Brief:
Please answer from the passage about Tom Watson: why did he quit Kansas City Country Club?

But, in truth, they didn’t want Tom Watson at all. Maybe they wanted the idea of Tom Watson. But they didn’t want the flesh and blood version.

I’ve known Watson for 20 or so years, I’m writing a book about his amazing rivalry and relationship with Jack Nicklaus, and so I know a few things about him. First, he’s a perfectionist. Second, he’s tough as nails. Third, he’s opinionated. And fourth, he’s going to do what he believes is the right thing no matter what anybody else thinks.

This is a man who quit Kansas City Country Club when he felt like the club had blackballed H&R Block founder Henry Bloch because he’s Jewish. People will never know just how hard it was for Watson to do that, just what it cost him within his own family, but he did it because he believed it was right.

Then, this is also man who wrote a letter to Augusta National essentially asking them to ban announcer Gary McCord from the broadcasts because, in Watson’s view, he wasn’t respectful enough (he’d referred to the greens looking “bikini-waxed” for instance). When that became public, Watson looked like a joyless old dinosaur without a sense of humor, but he stuck with it because he believed it was right.

This is a man who charged Gary Player with cheating at a Skins Game. This led to a prolonged feud between the two golfing greats (in his autobiography, Player wrote Watson wasn’t “half a man”), but again, Watson said what he believed, even though he knew it was going to create a lot of tension.

It should be noted that Watson rejoined Kansas City Country Club a while after Bloch was let in, and McCord and Player and Watson have all made amends – McCord and Player have both worked with Watson on charity events in Tom’s Kansas City hometown.

Extracted data:
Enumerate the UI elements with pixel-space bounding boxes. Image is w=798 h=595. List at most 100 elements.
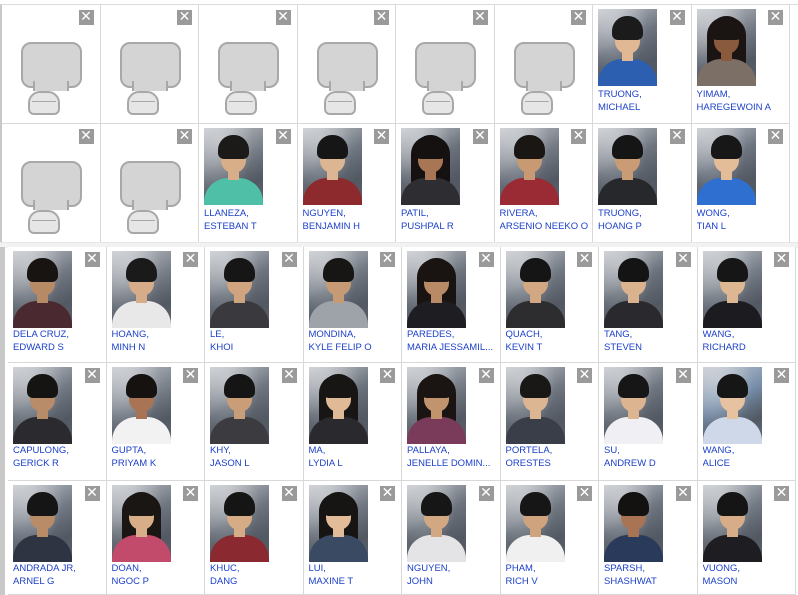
student-card[interactable]: TRUONG, MICHAEL ✕ bbox=[593, 5, 692, 124]
student-photo[interactable] bbox=[210, 485, 269, 562]
student-photo[interactable] bbox=[13, 485, 72, 562]
empty-seat-card[interactable]: ✕ bbox=[199, 5, 298, 124]
student-card[interactable]: WONG, TIAN L ✕ bbox=[691, 124, 790, 243]
student-name-link[interactable]: LE, KHOI bbox=[210, 328, 302, 354]
student-card[interactable]: HOANG, MINH N ✕ bbox=[106, 247, 205, 363]
remove-icon[interactable]: ✕ bbox=[478, 252, 494, 267]
remove-icon[interactable]: ✕ bbox=[380, 252, 395, 267]
remove-icon[interactable]: ✕ bbox=[281, 252, 297, 267]
student-name-link[interactable]: DELA CRUZ, EDWARD S bbox=[13, 328, 105, 354]
student-name-link[interactable]: MONDINA, KYLE FELIP O bbox=[309, 328, 401, 354]
student-photo[interactable] bbox=[505, 485, 565, 562]
remove-icon[interactable]: ✕ bbox=[675, 486, 691, 501]
student-name-link[interactable]: MA, LYDIA L bbox=[309, 444, 401, 470]
remove-icon[interactable]: ✕ bbox=[177, 129, 192, 144]
student-card[interactable]: SPARSH, SHASHWAT ✕ bbox=[599, 481, 698, 595]
remove-icon[interactable]: ✕ bbox=[472, 10, 488, 25]
empty-seat-card[interactable]: ✕ bbox=[100, 124, 199, 243]
student-photo[interactable] bbox=[702, 367, 762, 444]
remove-icon[interactable]: ✕ bbox=[78, 129, 94, 144]
student-card[interactable]: LUI, MAXINE T ✕ bbox=[303, 481, 402, 595]
student-name-link[interactable]: GUPTA, PRIYAM K bbox=[112, 444, 204, 470]
student-photo[interactable] bbox=[702, 485, 762, 562]
student-photo[interactable] bbox=[308, 251, 368, 328]
student-photo[interactable] bbox=[13, 367, 72, 444]
student-photo[interactable] bbox=[308, 367, 368, 444]
remove-icon[interactable]: ✕ bbox=[84, 368, 100, 383]
student-card[interactable]: NGUYEN, JOHN ✕ bbox=[402, 481, 501, 595]
student-card[interactable]: DELA CRUZ, EDWARD S ✕ bbox=[8, 247, 107, 363]
student-name-link[interactable]: PALLAYA, JENELLE DOMIN... bbox=[407, 444, 499, 470]
student-card[interactable]: LLANEZA, ESTEBAN T ✕ bbox=[199, 124, 298, 243]
remove-icon[interactable]: ✕ bbox=[577, 252, 592, 267]
student-photo[interactable] bbox=[505, 251, 565, 328]
student-card[interactable]: RIVERA, ARSENIO NEEKO O ✕ bbox=[494, 124, 593, 243]
student-name-link[interactable]: VUONG, MASON bbox=[703, 562, 795, 588]
student-card[interactable]: PATIL, PUSHPAL R ✕ bbox=[396, 124, 495, 243]
student-name-link[interactable]: TRUONG, HOANG P bbox=[598, 207, 690, 233]
remove-icon[interactable]: ✕ bbox=[472, 129, 488, 144]
student-name-link[interactable]: SU, ANDREW D bbox=[604, 444, 696, 470]
student-name-link[interactable]: NGUYEN, JOHN bbox=[407, 562, 499, 588]
student-name-link[interactable]: PAREDES, MARIA JESSAMIL... bbox=[407, 328, 499, 354]
student-card[interactable]: WANG, RICHARD ✕ bbox=[697, 247, 796, 363]
student-card[interactable]: LE, KHOI ✕ bbox=[205, 247, 304, 363]
student-card[interactable]: NGUYEN, BENJAMIN H ✕ bbox=[297, 124, 396, 243]
student-name-link[interactable]: CAPULONG, GERICK R bbox=[13, 444, 105, 470]
remove-icon[interactable]: ✕ bbox=[183, 368, 198, 383]
empty-seat-card[interactable]: ✕ bbox=[297, 5, 396, 124]
student-name-link[interactable]: QUACH, KEVIN T bbox=[506, 328, 598, 354]
student-name-link[interactable]: KHY, JASON L bbox=[210, 444, 302, 470]
remove-icon[interactable]: ✕ bbox=[774, 486, 789, 501]
student-name-link[interactable]: LLANEZA, ESTEBAN T bbox=[204, 207, 296, 233]
student-card[interactable]: DOAN, NGOC P ✕ bbox=[106, 481, 205, 595]
student-photo[interactable] bbox=[210, 251, 269, 328]
empty-seat-card[interactable]: ✕ bbox=[2, 5, 101, 124]
empty-seat-card[interactable]: ✕ bbox=[100, 5, 199, 124]
student-card[interactable]: TANG, STEVEN ✕ bbox=[599, 247, 698, 363]
student-card[interactable]: YIMAM, HAREGEWOIN A ✕ bbox=[691, 5, 790, 124]
remove-icon[interactable]: ✕ bbox=[84, 252, 100, 267]
student-name-link[interactable]: TRUONG, MICHAEL bbox=[598, 88, 690, 114]
student-card[interactable]: PORTELA, ORESTES ✕ bbox=[500, 363, 599, 481]
remove-icon[interactable]: ✕ bbox=[571, 10, 586, 25]
remove-icon[interactable]: ✕ bbox=[669, 10, 685, 25]
remove-icon[interactable]: ✕ bbox=[774, 252, 789, 267]
student-name-link[interactable]: ANDRADA JR, ARNEL G bbox=[13, 562, 105, 588]
student-photo[interactable] bbox=[604, 251, 663, 328]
remove-icon[interactable]: ✕ bbox=[177, 10, 192, 25]
remove-icon[interactable]: ✕ bbox=[275, 129, 291, 144]
student-photo[interactable] bbox=[401, 128, 460, 205]
student-card[interactable]: SU, ANDREW D ✕ bbox=[599, 363, 698, 481]
remove-icon[interactable]: ✕ bbox=[768, 129, 783, 144]
student-name-link[interactable]: PORTELA, ORESTES bbox=[506, 444, 598, 470]
student-name-link[interactable]: SPARSH, SHASHWAT bbox=[604, 562, 696, 588]
student-photo[interactable] bbox=[407, 251, 466, 328]
remove-icon[interactable]: ✕ bbox=[380, 486, 395, 501]
student-photo[interactable] bbox=[604, 367, 663, 444]
remove-icon[interactable]: ✕ bbox=[281, 486, 297, 501]
student-card[interactable]: MONDINA, KYLE FELIP O ✕ bbox=[303, 247, 402, 363]
student-photo[interactable] bbox=[505, 367, 565, 444]
remove-icon[interactable]: ✕ bbox=[675, 368, 691, 383]
student-photo[interactable] bbox=[210, 367, 269, 444]
remove-icon[interactable]: ✕ bbox=[78, 10, 94, 25]
student-card[interactable]: QUACH, KEVIN T ✕ bbox=[500, 247, 599, 363]
empty-seat-card[interactable]: ✕ bbox=[2, 124, 101, 243]
remove-icon[interactable]: ✕ bbox=[183, 252, 198, 267]
student-photo[interactable] bbox=[111, 251, 171, 328]
student-card[interactable]: KHY, JASON L ✕ bbox=[205, 363, 304, 481]
student-photo[interactable] bbox=[407, 485, 466, 562]
remove-icon[interactable]: ✕ bbox=[774, 368, 789, 383]
student-photo[interactable] bbox=[604, 485, 663, 562]
student-photo[interactable] bbox=[598, 9, 657, 86]
student-photo[interactable] bbox=[499, 128, 559, 205]
remove-icon[interactable]: ✕ bbox=[478, 368, 494, 383]
student-photo[interactable] bbox=[702, 251, 762, 328]
student-name-link[interactable]: WANG, ALICE bbox=[703, 444, 795, 470]
student-name-link[interactable]: DOAN, NGOC P bbox=[112, 562, 204, 588]
remove-icon[interactable]: ✕ bbox=[478, 486, 494, 501]
remove-icon[interactable]: ✕ bbox=[275, 10, 291, 25]
student-card[interactable]: TRUONG, HOANG P ✕ bbox=[593, 124, 692, 243]
remove-icon[interactable]: ✕ bbox=[380, 368, 395, 383]
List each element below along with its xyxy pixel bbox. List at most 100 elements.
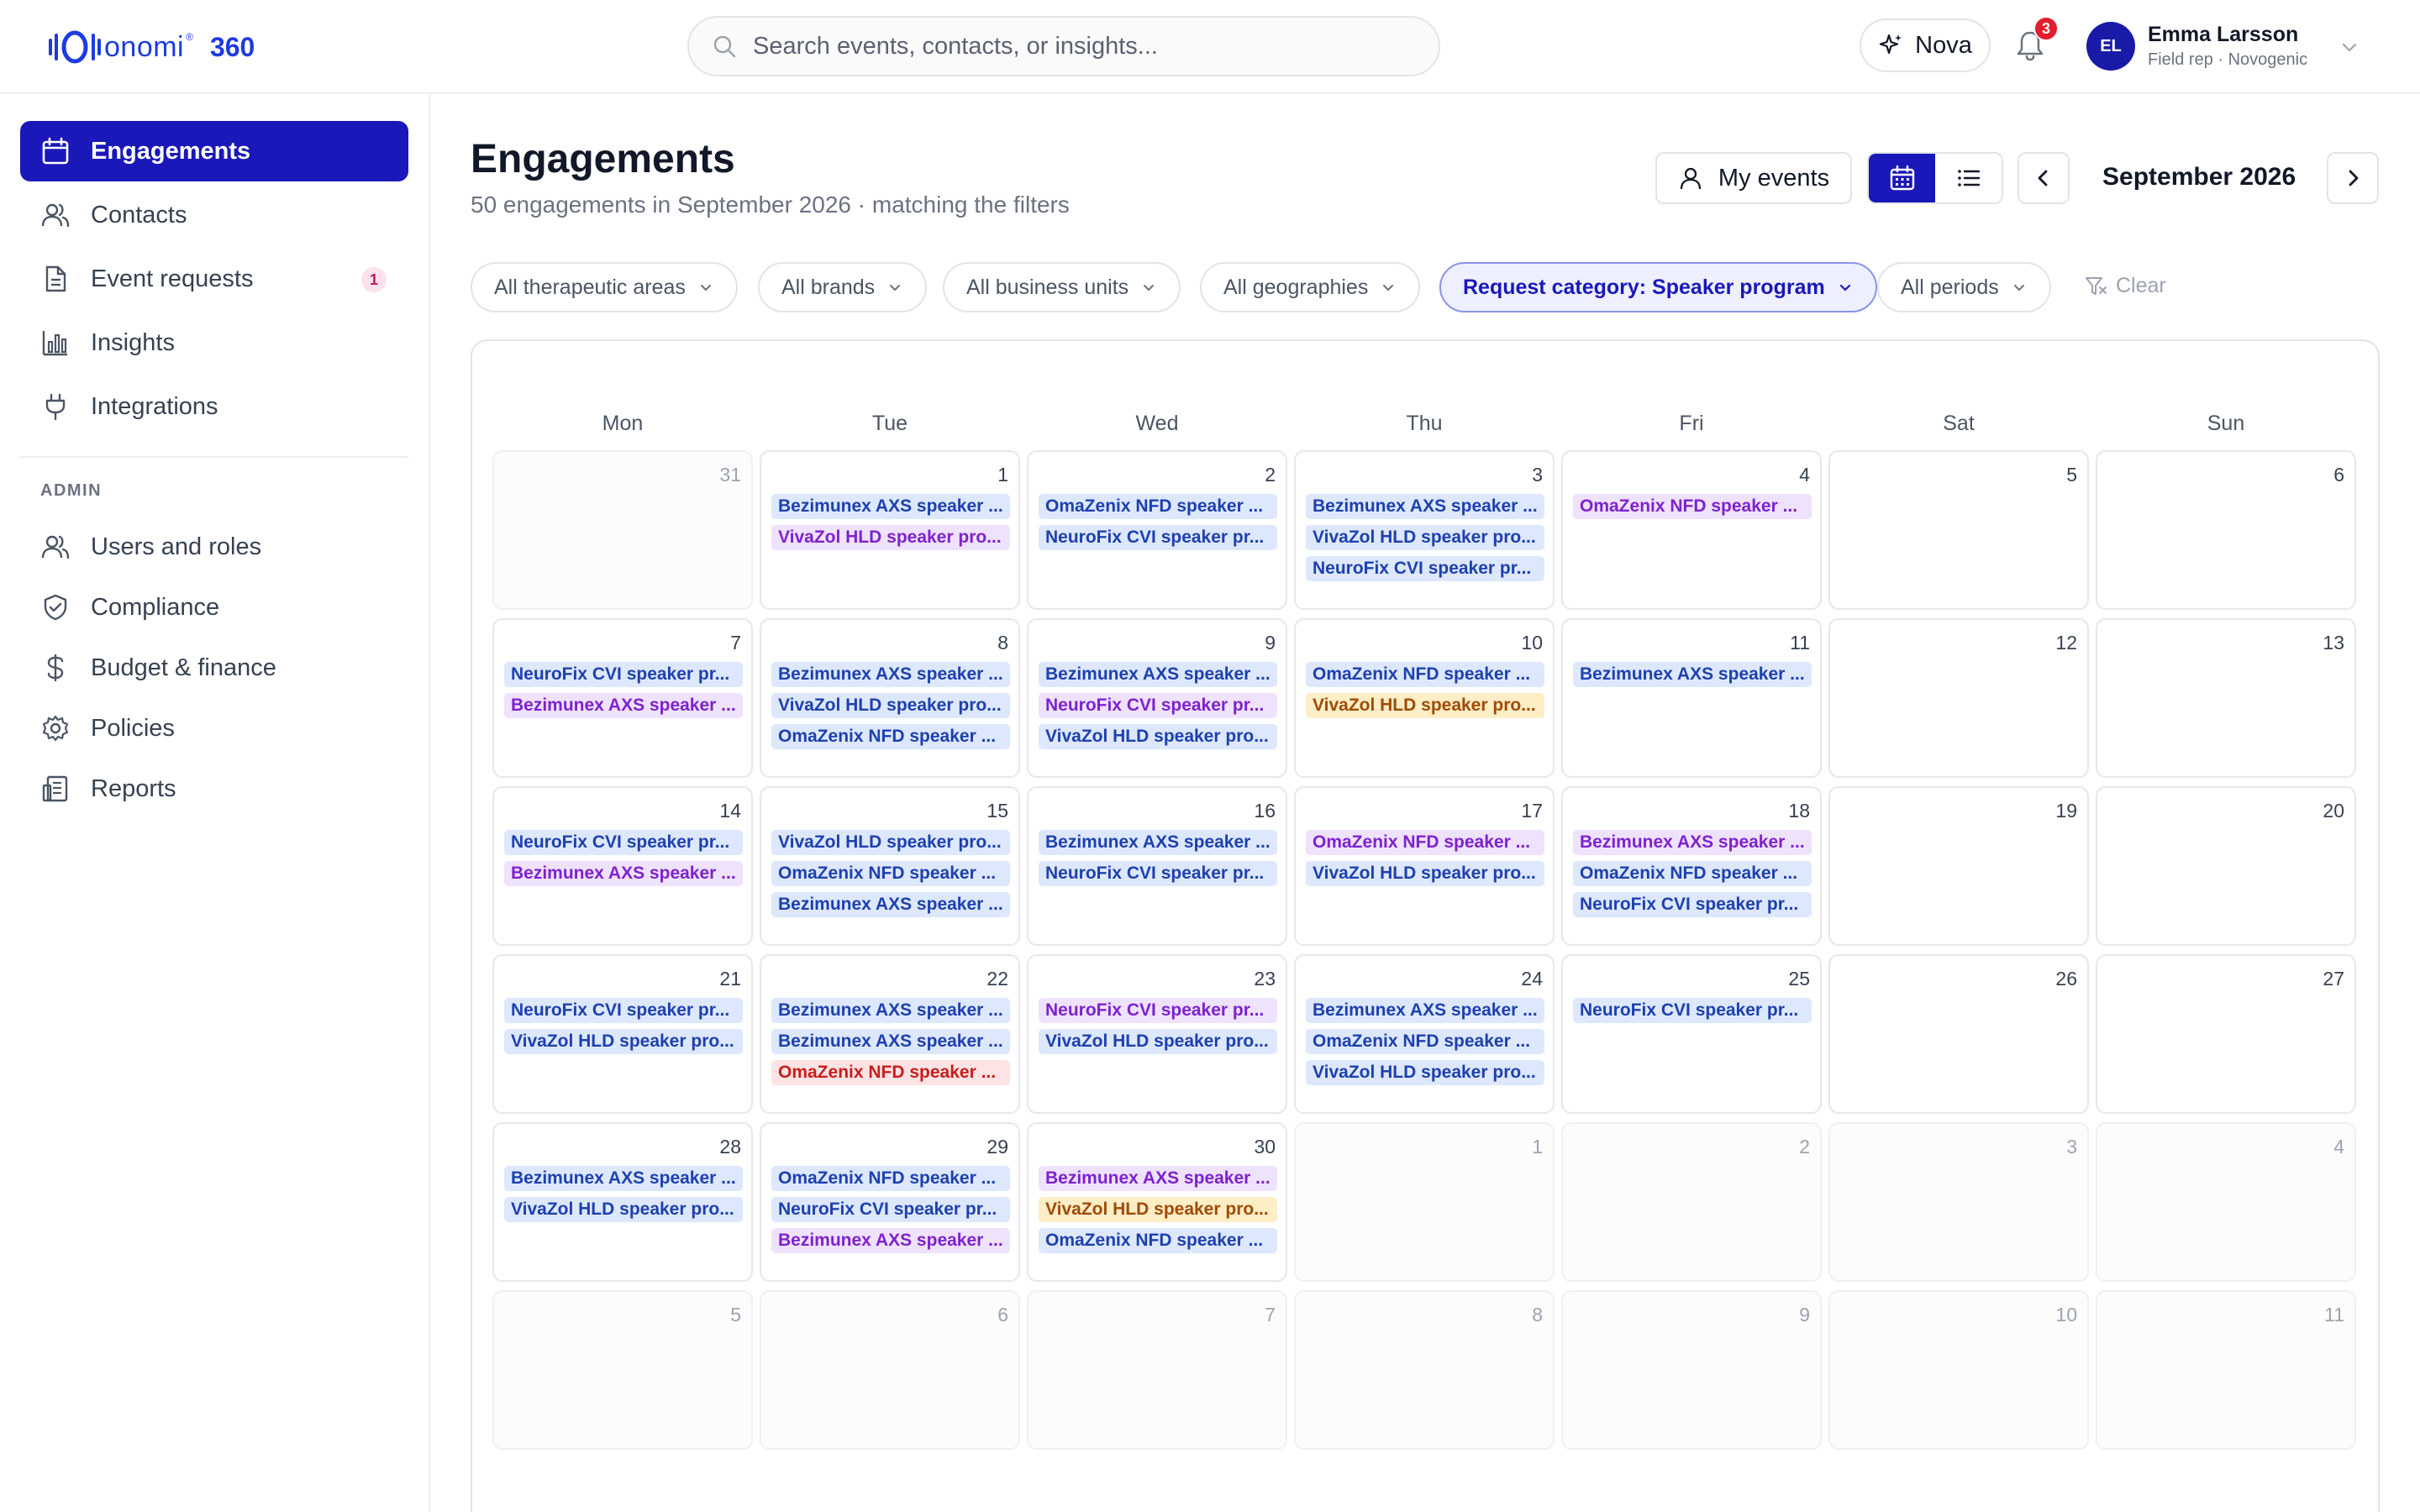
event-chip[interactable]: Bezimunex AXS speaker ... [1573,830,1812,855]
sidebar-item-reports[interactable]: Reports [20,759,408,819]
calendar-day-cell[interactable]: 6 [760,1290,1020,1450]
calendar-day-cell[interactable]: 13 [2096,618,2356,778]
calendar-day-cell[interactable]: 9 Bezimunex AXS speaker ... NeuroFix CVI s… [1027,618,1287,778]
event-chip[interactable]: NeuroFix CVI speaker pr... [1573,998,1812,1023]
calendar-day-cell[interactable]: 18 Bezimunex AXS speaker ... OmaZenix NFD … [1561,786,1822,946]
calendar-day-cell[interactable]: 20 [2096,786,2356,946]
calendar-day-cell[interactable]: 14 NeuroFix CVI speaker pr... Bezimunex AX… [492,786,753,946]
event-chip[interactable]: Bezimunex AXS speaker ... [504,861,743,886]
calendar-day-cell[interactable]: 28 Bezimunex AXS speaker ... VivaZol HLD s… [492,1122,753,1282]
calendar-day-cell[interactable]: 1 Bezimunex AXS speaker ... VivaZol HLD sp… [760,450,1020,610]
calendar-day-cell[interactable]: 17 OmaZenix NFD speaker ... VivaZol HLD sp… [1294,786,1555,946]
event-chip[interactable]: NeuroFix CVI speaker pr... [1039,861,1277,886]
calendar-day-cell[interactable]: 3 [1828,1122,2089,1282]
nova-assistant-button[interactable]: Nova [1860,18,1991,72]
sidebar-item-users-and-roles[interactable]: Users and roles [20,517,408,577]
avatar[interactable]: EL [2086,22,2135,71]
event-chip[interactable]: VivaZol HLD speaker pro... [504,1029,743,1054]
filter-business-units[interactable]: All business units [943,262,1181,312]
calendar-day-cell[interactable]: 9 [1561,1290,1822,1450]
event-chip[interactable]: VivaZol HLD speaker pro... [1306,693,1544,718]
chevron-down-icon[interactable] [2339,37,2360,57]
event-chip[interactable]: Bezimunex AXS speaker ... [504,693,743,718]
sidebar-item-contacts[interactable]: Contacts [20,185,408,245]
event-chip[interactable]: OmaZenix NFD speaker ... [771,1166,1010,1191]
brand-logo[interactable]: onomi ® 360 [49,25,255,69]
calendar-day-cell[interactable]: 4 [2096,1122,2356,1282]
next-month-button[interactable] [2327,152,2379,204]
event-chip[interactable]: OmaZenix NFD speaker ... [1306,1029,1544,1054]
calendar-day-cell[interactable]: 1 [1294,1122,1555,1282]
event-chip[interactable]: OmaZenix NFD speaker ... [1573,861,1812,886]
calendar-view-button[interactable] [1869,154,1935,202]
event-chip[interactable]: OmaZenix NFD speaker ... [771,861,1010,886]
event-chip[interactable]: OmaZenix NFD speaker ... [1039,1228,1277,1253]
search-input[interactable] [753,32,1408,60]
event-chip[interactable]: Bezimunex AXS speaker ... [771,892,1010,917]
event-chip[interactable]: Bezimunex AXS speaker ... [1039,662,1277,687]
my-events-button[interactable]: My events [1655,152,1852,204]
event-chip[interactable]: NeuroFix CVI speaker pr... [1306,556,1544,581]
calendar-day-cell[interactable]: 10 [1828,1290,2089,1450]
event-chip[interactable]: OmaZenix NFD speaker ... [771,724,1010,749]
filter-periods[interactable]: All periods [1877,262,2051,312]
event-chip[interactable]: Bezimunex AXS speaker ... [1039,830,1277,855]
event-chip[interactable]: NeuroFix CVI speaker pr... [1039,693,1277,718]
calendar-day-cell[interactable]: 29 OmaZenix NFD speaker ... NeuroFix CVI s… [760,1122,1020,1282]
event-chip[interactable]: NeuroFix CVI speaker pr... [1039,998,1277,1023]
event-chip[interactable]: NeuroFix CVI speaker pr... [771,1197,1010,1222]
calendar-day-cell[interactable]: 11 Bezimunex AXS speaker ... [1561,618,1822,778]
calendar-day-cell[interactable]: 5 [1828,450,2089,610]
event-chip[interactable]: VivaZol HLD speaker pro... [1039,724,1277,749]
sidebar-item-compliance[interactable]: Compliance [20,577,408,638]
user-name[interactable]: Emma Larsson [2148,23,2298,47]
event-chip[interactable]: NeuroFix CVI speaker pr... [504,998,743,1023]
calendar-day-cell[interactable]: 19 [1828,786,2089,946]
sidebar-item-event-requests[interactable]: Event requests 1 [20,249,408,309]
filter-geographies[interactable]: All geographies [1200,262,1421,312]
filter-brands[interactable]: All brands [758,262,928,312]
calendar-day-cell[interactable]: 8 [1294,1290,1555,1450]
calendar-day-cell[interactable]: 4 OmaZenix NFD speaker ... [1561,450,1822,610]
calendar-day-cell[interactable]: 7 NeuroFix CVI speaker pr... Bezimunex AXS… [492,618,753,778]
event-chip[interactable]: Bezimunex AXS speaker ... [771,494,1010,519]
event-chip[interactable]: VivaZol HLD speaker pro... [1306,861,1544,886]
calendar-day-cell[interactable]: 16 Bezimunex AXS speaker ... NeuroFix CVI … [1027,786,1287,946]
event-chip[interactable]: VivaZol HLD speaker pro... [771,693,1010,718]
event-chip[interactable]: VivaZol HLD speaker pro... [1306,1060,1544,1085]
calendar-day-cell[interactable]: 24 Bezimunex AXS speaker ... OmaZenix NFD … [1294,954,1555,1114]
calendar-day-cell[interactable]: 2 [1561,1122,1822,1282]
sidebar-item-policies[interactable]: Policies [20,698,408,759]
event-chip[interactable]: Bezimunex AXS speaker ... [504,1166,743,1191]
event-chip[interactable]: Bezimunex AXS speaker ... [771,1029,1010,1054]
event-chip[interactable]: VivaZol HLD speaker pro... [771,830,1010,855]
calendar-day-cell[interactable]: 6 [2096,450,2356,610]
calendar-day-cell[interactable]: 15 VivaZol HLD speaker pro... OmaZenix NFD… [760,786,1020,946]
event-chip[interactable]: OmaZenix NFD speaker ... [1573,494,1812,519]
event-chip[interactable]: Bezimunex AXS speaker ... [1039,1166,1277,1191]
event-chip[interactable]: Bezimunex AXS speaker ... [771,1228,1010,1253]
event-chip[interactable]: Bezimunex AXS speaker ... [1573,662,1812,687]
sidebar-item-engagements[interactable]: Engagements [20,121,408,181]
event-chip[interactable]: Bezimunex AXS speaker ... [1306,998,1544,1023]
calendar-day-cell[interactable]: 3 Bezimunex AXS speaker ... VivaZol HLD sp… [1294,450,1555,610]
event-chip[interactable]: OmaZenix NFD speaker ... [1306,662,1544,687]
clear-filters-button[interactable]: Clear [2084,274,2166,298]
filter-request-category[interactable]: Request category: Speaker program [1439,262,1877,312]
event-chip[interactable]: Bezimunex AXS speaker ... [1306,494,1544,519]
event-chip[interactable]: VivaZol HLD speaker pro... [1039,1197,1277,1222]
list-view-button[interactable] [1935,154,2002,202]
calendar-day-cell[interactable]: 2 OmaZenix NFD speaker ... NeuroFix CVI sp… [1027,450,1287,610]
calendar-day-cell[interactable]: 10 OmaZenix NFD speaker ... VivaZol HLD sp… [1294,618,1555,778]
event-chip[interactable]: VivaZol HLD speaker pro... [771,525,1010,550]
event-chip[interactable]: NeuroFix CVI speaker pr... [1573,892,1812,917]
calendar-day-cell[interactable]: 11 [2096,1290,2356,1450]
calendar-day-cell[interactable]: 23 NeuroFix CVI speaker pr... VivaZol HLD … [1027,954,1287,1114]
calendar-day-cell[interactable]: 8 Bezimunex AXS speaker ... VivaZol HLD sp… [760,618,1020,778]
event-chip[interactable]: Bezimunex AXS speaker ... [771,998,1010,1023]
event-chip[interactable]: NeuroFix CVI speaker pr... [504,662,743,687]
calendar-day-cell[interactable]: 7 [1027,1290,1287,1450]
calendar-day-cell[interactable]: 22 Bezimunex AXS speaker ... Bezimunex AXS… [760,954,1020,1114]
event-chip[interactable]: OmaZenix NFD speaker ... [771,1060,1010,1085]
calendar-day-cell[interactable]: 5 [492,1290,753,1450]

Solution for this task:
He felt the club had blackballed H&R Block founder Henry Bloch because Bloch is Jewish.